DIRECTIVE:
Identify and pull out each line of the entries in which "КИШИНЕВСКИЙ" occurs.

INPUT ROWS:
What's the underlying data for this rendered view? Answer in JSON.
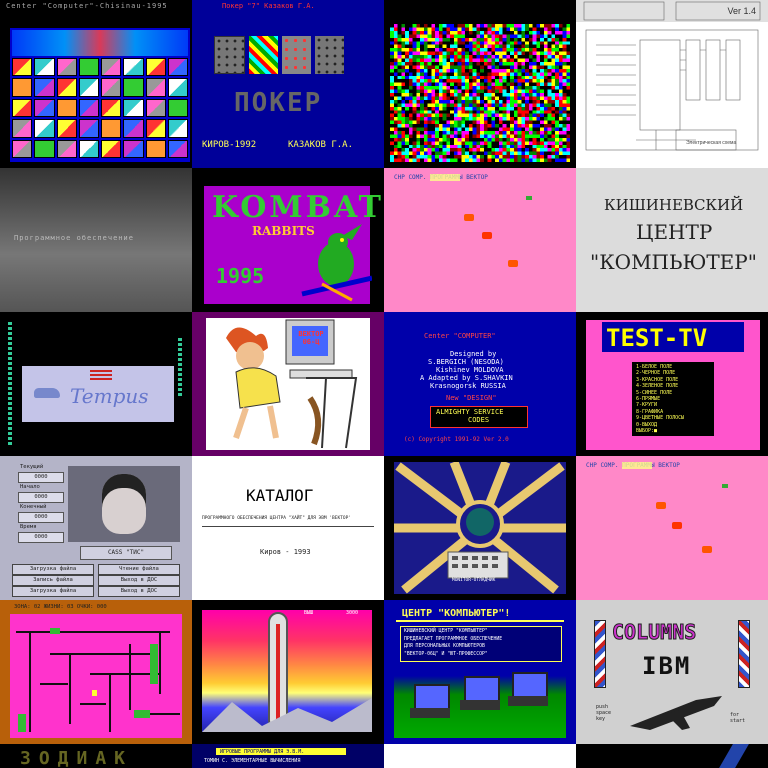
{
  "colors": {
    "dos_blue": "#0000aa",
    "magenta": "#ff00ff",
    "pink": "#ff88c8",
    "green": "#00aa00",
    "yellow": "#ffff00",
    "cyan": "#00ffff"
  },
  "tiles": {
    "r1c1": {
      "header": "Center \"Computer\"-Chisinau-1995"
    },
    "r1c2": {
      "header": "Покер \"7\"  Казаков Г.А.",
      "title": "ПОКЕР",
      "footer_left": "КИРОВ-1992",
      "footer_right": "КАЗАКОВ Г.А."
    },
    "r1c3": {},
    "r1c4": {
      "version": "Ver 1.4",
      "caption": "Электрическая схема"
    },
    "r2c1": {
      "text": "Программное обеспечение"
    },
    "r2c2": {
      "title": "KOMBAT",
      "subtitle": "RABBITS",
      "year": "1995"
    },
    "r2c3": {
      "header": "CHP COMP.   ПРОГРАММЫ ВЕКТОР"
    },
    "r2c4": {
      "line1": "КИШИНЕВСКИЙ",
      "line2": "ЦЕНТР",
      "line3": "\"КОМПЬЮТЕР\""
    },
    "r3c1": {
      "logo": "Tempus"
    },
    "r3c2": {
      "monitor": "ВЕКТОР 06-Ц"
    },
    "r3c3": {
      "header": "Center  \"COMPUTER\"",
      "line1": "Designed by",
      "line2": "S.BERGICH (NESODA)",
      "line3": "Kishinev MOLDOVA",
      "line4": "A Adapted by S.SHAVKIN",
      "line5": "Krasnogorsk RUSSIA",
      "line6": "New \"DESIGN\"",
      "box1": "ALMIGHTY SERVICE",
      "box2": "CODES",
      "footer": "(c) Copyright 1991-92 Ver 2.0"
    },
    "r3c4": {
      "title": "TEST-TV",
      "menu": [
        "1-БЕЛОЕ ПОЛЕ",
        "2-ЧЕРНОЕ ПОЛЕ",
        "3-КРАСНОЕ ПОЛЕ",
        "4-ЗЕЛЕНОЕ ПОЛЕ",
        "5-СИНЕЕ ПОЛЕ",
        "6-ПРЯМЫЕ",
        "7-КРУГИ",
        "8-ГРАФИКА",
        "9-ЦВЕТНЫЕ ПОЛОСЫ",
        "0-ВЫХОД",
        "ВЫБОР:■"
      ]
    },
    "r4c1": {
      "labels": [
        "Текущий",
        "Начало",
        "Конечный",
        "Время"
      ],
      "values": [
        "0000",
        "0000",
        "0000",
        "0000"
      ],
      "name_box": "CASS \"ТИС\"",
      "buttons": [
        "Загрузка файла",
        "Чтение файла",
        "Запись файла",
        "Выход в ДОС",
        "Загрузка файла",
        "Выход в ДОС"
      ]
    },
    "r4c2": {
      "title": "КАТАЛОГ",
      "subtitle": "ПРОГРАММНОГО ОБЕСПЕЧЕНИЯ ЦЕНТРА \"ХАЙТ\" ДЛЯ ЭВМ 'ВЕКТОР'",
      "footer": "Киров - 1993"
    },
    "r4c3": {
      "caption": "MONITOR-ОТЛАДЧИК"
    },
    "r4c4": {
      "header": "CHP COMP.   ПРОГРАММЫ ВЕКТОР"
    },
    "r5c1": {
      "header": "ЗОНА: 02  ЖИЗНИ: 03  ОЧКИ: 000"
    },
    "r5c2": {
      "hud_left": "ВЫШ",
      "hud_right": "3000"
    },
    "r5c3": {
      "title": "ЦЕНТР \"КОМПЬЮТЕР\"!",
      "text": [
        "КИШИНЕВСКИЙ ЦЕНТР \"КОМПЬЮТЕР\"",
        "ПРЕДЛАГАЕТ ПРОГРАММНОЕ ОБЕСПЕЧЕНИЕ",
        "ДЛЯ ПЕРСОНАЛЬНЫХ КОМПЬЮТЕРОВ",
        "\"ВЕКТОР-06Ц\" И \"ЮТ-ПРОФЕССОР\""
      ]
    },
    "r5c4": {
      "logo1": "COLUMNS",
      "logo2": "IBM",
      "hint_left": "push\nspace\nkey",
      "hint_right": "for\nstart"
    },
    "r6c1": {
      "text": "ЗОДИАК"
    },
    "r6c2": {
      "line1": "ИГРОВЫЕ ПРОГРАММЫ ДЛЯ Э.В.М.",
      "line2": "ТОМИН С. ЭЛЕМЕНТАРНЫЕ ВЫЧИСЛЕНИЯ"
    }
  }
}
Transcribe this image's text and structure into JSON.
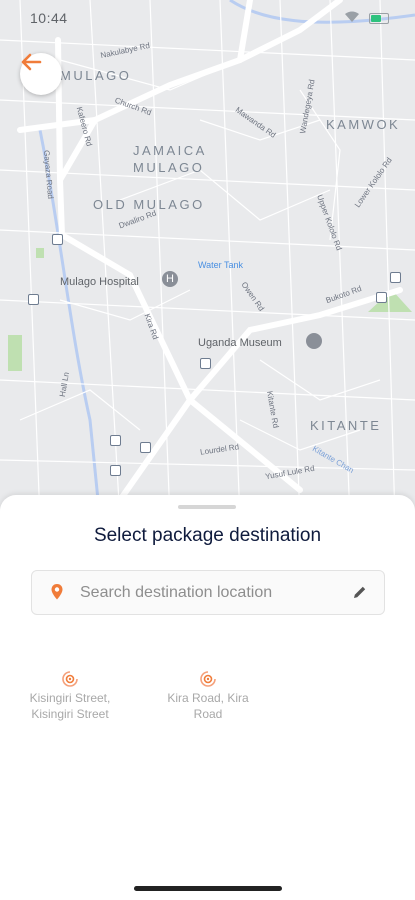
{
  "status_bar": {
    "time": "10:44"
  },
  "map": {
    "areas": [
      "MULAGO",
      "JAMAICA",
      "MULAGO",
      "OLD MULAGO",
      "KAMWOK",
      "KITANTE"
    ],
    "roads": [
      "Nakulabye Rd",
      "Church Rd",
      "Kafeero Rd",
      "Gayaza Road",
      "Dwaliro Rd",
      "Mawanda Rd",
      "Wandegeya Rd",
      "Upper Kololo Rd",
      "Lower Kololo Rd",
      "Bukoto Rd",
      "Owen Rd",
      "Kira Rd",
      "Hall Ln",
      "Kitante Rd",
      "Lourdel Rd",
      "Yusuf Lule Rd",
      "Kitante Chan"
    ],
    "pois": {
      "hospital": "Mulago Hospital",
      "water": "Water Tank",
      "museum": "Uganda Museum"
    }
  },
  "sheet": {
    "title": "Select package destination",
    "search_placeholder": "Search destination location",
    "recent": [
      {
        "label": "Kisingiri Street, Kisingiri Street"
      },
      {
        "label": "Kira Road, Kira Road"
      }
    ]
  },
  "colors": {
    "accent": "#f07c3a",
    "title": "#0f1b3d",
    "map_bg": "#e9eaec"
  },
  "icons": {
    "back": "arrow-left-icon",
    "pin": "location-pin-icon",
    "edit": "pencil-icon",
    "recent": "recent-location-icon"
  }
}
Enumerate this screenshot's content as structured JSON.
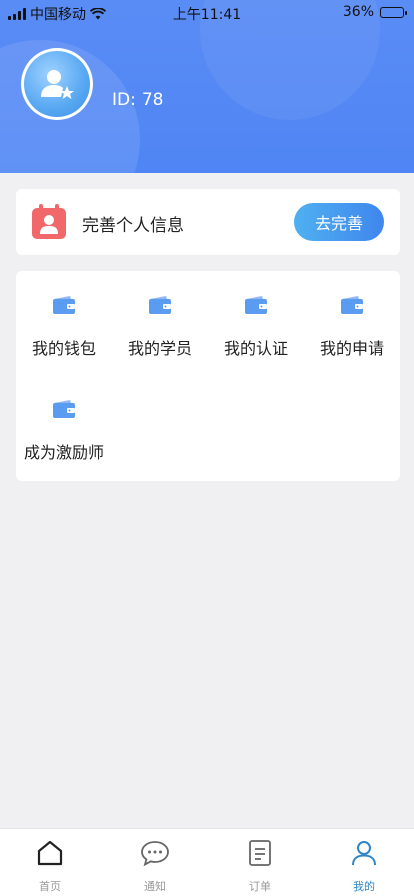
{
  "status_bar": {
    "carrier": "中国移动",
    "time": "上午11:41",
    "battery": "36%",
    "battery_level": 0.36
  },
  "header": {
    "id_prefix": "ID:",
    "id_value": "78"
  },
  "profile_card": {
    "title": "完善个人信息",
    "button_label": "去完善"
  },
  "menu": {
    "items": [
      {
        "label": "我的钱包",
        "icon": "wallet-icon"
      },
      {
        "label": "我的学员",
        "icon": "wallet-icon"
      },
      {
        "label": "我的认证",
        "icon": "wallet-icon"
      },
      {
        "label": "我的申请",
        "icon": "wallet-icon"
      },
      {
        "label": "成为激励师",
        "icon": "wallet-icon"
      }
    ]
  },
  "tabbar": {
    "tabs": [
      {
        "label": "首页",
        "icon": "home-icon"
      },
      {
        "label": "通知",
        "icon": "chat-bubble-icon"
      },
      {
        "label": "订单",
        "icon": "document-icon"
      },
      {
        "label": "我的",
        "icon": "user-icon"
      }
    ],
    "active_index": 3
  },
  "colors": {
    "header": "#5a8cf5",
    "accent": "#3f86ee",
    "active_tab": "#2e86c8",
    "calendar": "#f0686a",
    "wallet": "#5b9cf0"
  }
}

ANSWER IN FULL:
      "line1": "КИШИНЕВСКИЙ",
        "КИШИНЕВСКИЙ ЦЕНТР \"КОМПЬЮТЕР\"",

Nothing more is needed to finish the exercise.